Exercise description —
Return each line that holds the word "username".

Extracted records —
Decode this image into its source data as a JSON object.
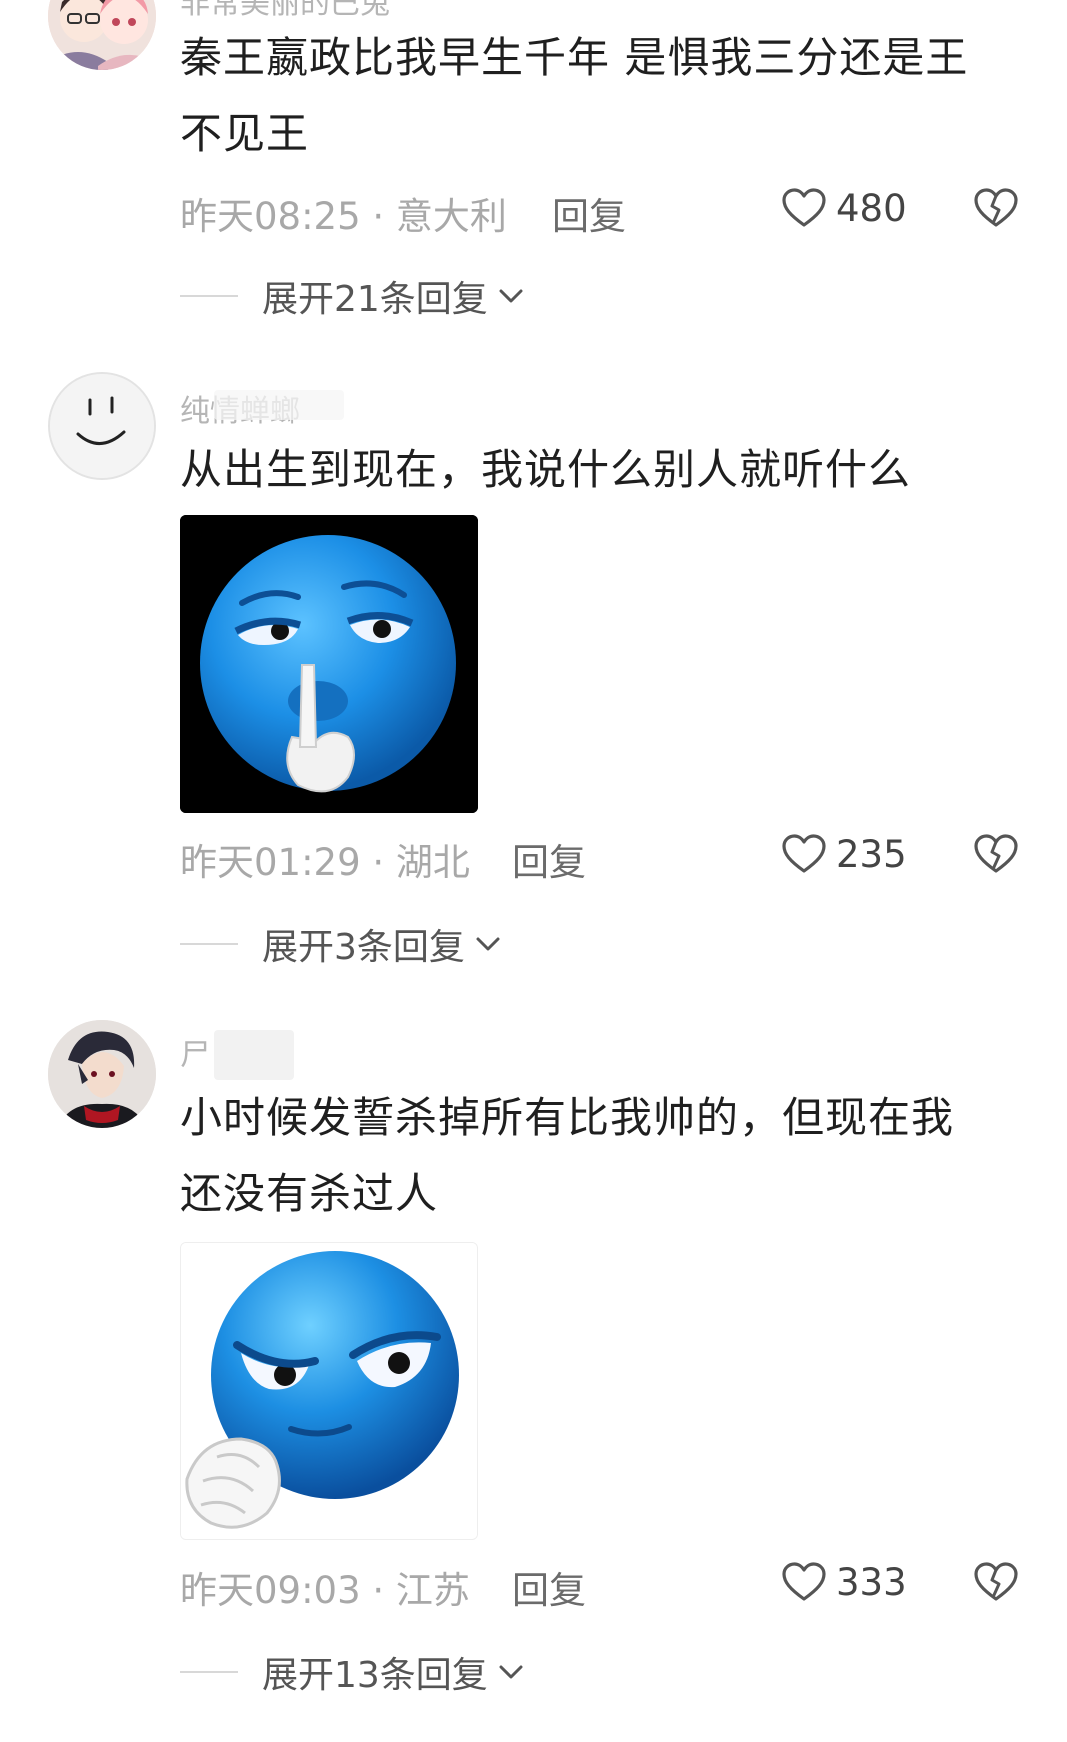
{
  "comments": [
    {
      "username": "非常美丽的巴兔",
      "text_line1": "秦王嬴政比我早生千年 是惧我三分还是王",
      "text_line2": "不见王",
      "time_location": "昨天08:25 · 意大利",
      "reply_label": "回复",
      "likes": "480",
      "expand_label": "展开21条回复"
    },
    {
      "username": "纯情蝉螂",
      "text_line1": "从出生到现在，我说什么别人就听什么",
      "time_location": "昨天01:29 · 湖北",
      "reply_label": "回复",
      "likes": "235",
      "expand_label": "展开3条回复"
    },
    {
      "username": "尸",
      "text_line1": "小时候发誓杀掉所有比我帅的，但现在我",
      "text_line2": "还没有杀过人",
      "time_location": "昨天09:03 · 江苏",
      "reply_label": "回复",
      "likes": "333",
      "expand_label": "展开13条回复"
    }
  ],
  "icons": {
    "like": "heart-outline-icon",
    "dislike": "broken-heart-icon",
    "expand": "chevron-down-icon"
  },
  "colors": {
    "meta_gray": "#a8a8a8",
    "sticker_blue": "#1f8fe0",
    "sticker_bg_dark": "#000000"
  }
}
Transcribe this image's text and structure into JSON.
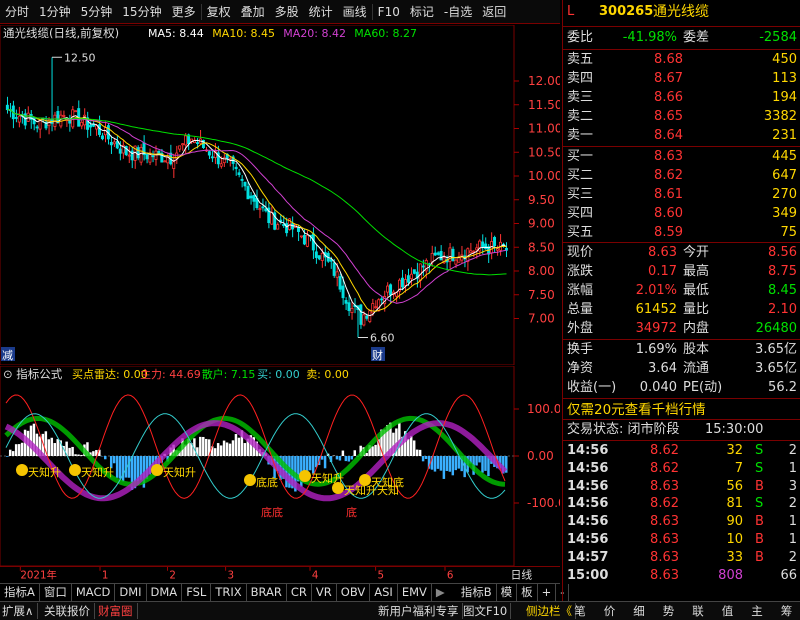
{
  "toolbar": {
    "items": [
      "分时",
      "1分钟",
      "5分钟",
      "15分钟",
      "更多",
      "复权",
      "叠加",
      "多股",
      "统计",
      "画线",
      "F10",
      "标记",
      "-自选",
      "返回"
    ]
  },
  "main": {
    "title": "通光线缆(日线,前复权)",
    "ma": [
      {
        "label": "MA5: 8.44",
        "color": "#ffffff"
      },
      {
        "label": "MA10: 8.45",
        "color": "#ffd700"
      },
      {
        "label": "MA20: 8.42",
        "color": "#d040d0"
      },
      {
        "label": "MA60: 8.27",
        "color": "#00e000"
      }
    ],
    "high_label": "12.50",
    "low_label": "6.60",
    "tag_jian": "减",
    "tag_cai": "财"
  },
  "chart_data": [
    {
      "type": "candlestick",
      "title": "通光线缆(日线,前复权)",
      "y_ticks": [
        12.0,
        11.5,
        11.0,
        10.5,
        10.0,
        9.5,
        9.0,
        8.5,
        8.0,
        7.5,
        7.0
      ],
      "ylim": [
        6.4,
        12.8
      ],
      "annotations": [
        {
          "text": "12.50",
          "value": 12.5
        },
        {
          "text": "6.60",
          "value": 6.6
        }
      ],
      "series": [
        {
          "name": "MA5",
          "last": 8.44
        },
        {
          "name": "MA10",
          "last": 8.45
        },
        {
          "name": "MA20",
          "last": 8.42
        },
        {
          "name": "MA60",
          "last": 8.27
        }
      ]
    },
    {
      "type": "indicator",
      "title": "指标公式",
      "y_ticks": [
        100.0,
        0.0,
        -100.0
      ],
      "series": [
        {
          "name": "买点雷达",
          "last": 0.0
        },
        {
          "name": "主力",
          "last": 44.69
        },
        {
          "name": "散户",
          "last": 7.15
        },
        {
          "name": "买",
          "last": 0.0
        },
        {
          "name": "卖",
          "last": 0.0
        }
      ],
      "annotations": [
        "天知升",
        "天知升",
        "天知升",
        "底底",
        "天知升",
        "天知升天知",
        "天知底",
        "底底",
        "底"
      ]
    }
  ],
  "indicator": {
    "title": "指标公式",
    "items": [
      {
        "label": "买点雷达: 0.00",
        "color": "#ffd700"
      },
      {
        "label": "主力: 44.69",
        "color": "#ff4040"
      },
      {
        "label": "散户: 7.15",
        "color": "#00e000"
      },
      {
        "label": "买: 0.00",
        "color": "#3cc"
      },
      {
        "label": "卖: 0.00",
        "color": "#ffd700"
      }
    ]
  },
  "xaxis": {
    "labels": [
      "2021年",
      "1",
      "2",
      "3",
      "4",
      "5",
      "6"
    ],
    "right": "日线"
  },
  "tabs": [
    "指标A",
    "窗口",
    "MACD",
    "DMI",
    "DMA",
    "FSL",
    "TRIX",
    "BRAR",
    "CR",
    "VR",
    "OBV",
    "ASI",
    "EMV"
  ],
  "tabs_right": [
    "指标B",
    "模",
    "板",
    "+",
    "-"
  ],
  "status": {
    "left": [
      "扩展∧",
      "关联报价",
      "财富圈"
    ],
    "mid": [
      "新用户福利专享",
      "图文F10",
      "侧边栏《"
    ],
    "right": [
      "笔",
      "价",
      "细",
      "势",
      "联",
      "值",
      "主",
      "筹"
    ]
  },
  "quote": {
    "code": "300265",
    "name": "通光线缆",
    "flag": "L",
    "weibi_label": "委比",
    "weibi": "-41.98%",
    "weicha_label": "委差",
    "weicha": "-2584",
    "asks": [
      {
        "label": "卖五",
        "price": "8.68",
        "vol": "450"
      },
      {
        "label": "卖四",
        "price": "8.67",
        "vol": "113"
      },
      {
        "label": "卖三",
        "price": "8.66",
        "vol": "194"
      },
      {
        "label": "卖二",
        "price": "8.65",
        "vol": "3382"
      },
      {
        "label": "卖一",
        "price": "8.64",
        "vol": "231"
      }
    ],
    "bids": [
      {
        "label": "买一",
        "price": "8.63",
        "vol": "445"
      },
      {
        "label": "买二",
        "price": "8.62",
        "vol": "647"
      },
      {
        "label": "买三",
        "price": "8.61",
        "vol": "270"
      },
      {
        "label": "买四",
        "price": "8.60",
        "vol": "349"
      },
      {
        "label": "买五",
        "price": "8.59",
        "vol": "75"
      }
    ],
    "stats": [
      {
        "l1": "现价",
        "v1": "8.63",
        "c1": "red",
        "l2": "今开",
        "v2": "8.56",
        "c2": "red"
      },
      {
        "l1": "涨跌",
        "v1": "0.17",
        "c1": "red",
        "l2": "最高",
        "v2": "8.75",
        "c2": "red"
      },
      {
        "l1": "涨幅",
        "v1": "2.01%",
        "c1": "red",
        "l2": "最低",
        "v2": "8.45",
        "c2": "green"
      },
      {
        "l1": "总量",
        "v1": "61452",
        "c1": "yellow",
        "l2": "量比",
        "v2": "2.10",
        "c2": "red"
      },
      {
        "l1": "外盘",
        "v1": "34972",
        "c1": "red",
        "l2": "内盘",
        "v2": "26480",
        "c2": "green"
      }
    ],
    "stats2": [
      {
        "l1": "换手",
        "v1": "1.69%",
        "l2": "股本",
        "v2": "3.65亿"
      },
      {
        "l1": "净资",
        "v1": "3.64",
        "l2": "流通",
        "v2": "3.65亿"
      },
      {
        "l1": "收益(一)",
        "v1": "0.040",
        "l2": "PE(动)",
        "v2": "56.2"
      }
    ],
    "promo": "仅需20元查看千档行情",
    "trade_state": "交易状态: 闭市阶段",
    "trade_time": "15:30:00",
    "ticks": [
      {
        "t": "14:56",
        "p": "8.62",
        "v": "32",
        "d": "S",
        "n": "2"
      },
      {
        "t": "14:56",
        "p": "8.62",
        "v": "7",
        "d": "S",
        "n": "1"
      },
      {
        "t": "14:56",
        "p": "8.63",
        "v": "56",
        "d": "B",
        "n": "3"
      },
      {
        "t": "14:56",
        "p": "8.62",
        "v": "81",
        "d": "S",
        "n": "2"
      },
      {
        "t": "14:56",
        "p": "8.63",
        "v": "90",
        "d": "B",
        "n": "1"
      },
      {
        "t": "14:56",
        "p": "8.63",
        "v": "10",
        "d": "B",
        "n": "1"
      },
      {
        "t": "14:57",
        "p": "8.63",
        "v": "33",
        "d": "B",
        "n": "2"
      },
      {
        "t": "15:00",
        "p": "8.63",
        "v": "808",
        "d": "",
        "n": "66"
      }
    ]
  },
  "colors": {
    "up": "#ff3333",
    "down": "#00e0e0",
    "ma5": "#ffffff",
    "ma10": "#ffd700",
    "ma20": "#d040d0",
    "ma60": "#00e000",
    "frame": "#7a0000"
  }
}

Final result —
      "username": "非常美丽的巴兔",
      "username": "纯情蝉螂",
      "username": "尸",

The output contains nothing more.